***** INPUT RECORDS *****

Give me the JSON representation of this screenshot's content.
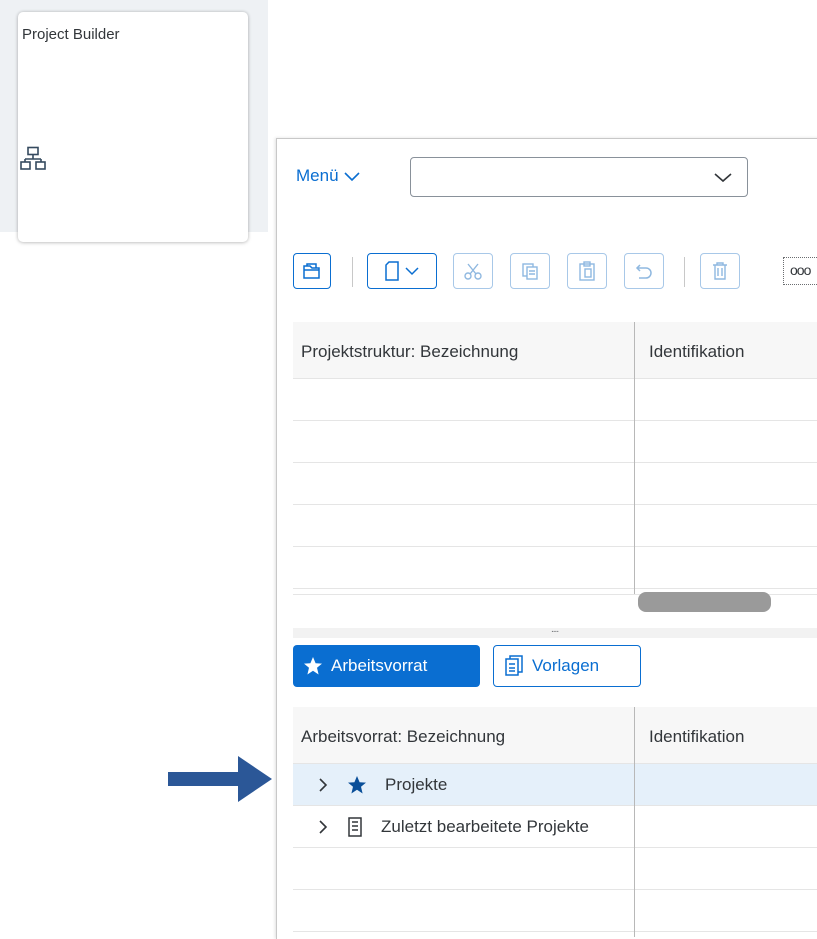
{
  "tile": {
    "title": "Project Builder",
    "icon": "hierarchy-icon"
  },
  "header": {
    "menu_label": "Menü",
    "menu_select_value": ""
  },
  "toolbar": {
    "buttons": [
      "open-icon",
      "create-icon",
      "cut-icon",
      "copy-icon",
      "paste-icon",
      "undo-icon",
      "delete-icon",
      "more-icon"
    ],
    "more_label": "ooo"
  },
  "structure_table": {
    "columns": [
      "Projektstruktur: Bezeichnung",
      "Identifikation"
    ],
    "rows": [
      [
        "",
        ""
      ],
      [
        "",
        ""
      ],
      [
        "",
        ""
      ],
      [
        "",
        ""
      ],
      [
        "",
        ""
      ]
    ]
  },
  "splitter_label": "....",
  "tabs": [
    {
      "label": "Arbeitsvorrat",
      "icon": "star-icon",
      "active": true
    },
    {
      "label": "Vorlagen",
      "icon": "template-icon",
      "active": false
    }
  ],
  "worklist_table": {
    "columns": [
      "Arbeitsvorrat: Bezeichnung",
      "Identifikation"
    ],
    "rows": [
      {
        "label": "Projekte",
        "icon": "star-icon",
        "identification": "",
        "selected": true
      },
      {
        "label": "Zuletzt bearbeitete Projekte",
        "icon": "document-icon",
        "identification": "",
        "selected": false
      }
    ]
  },
  "colors": {
    "accent": "#0a6ed1",
    "selected_row": "#e5f0fa",
    "arrow": "#2b5797"
  }
}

*****

*AIM OF THE TASK*:
Work out how many lines of the listing above include the word "Bezeichnung". Report only the number.

*TASK OUTPUT*:
2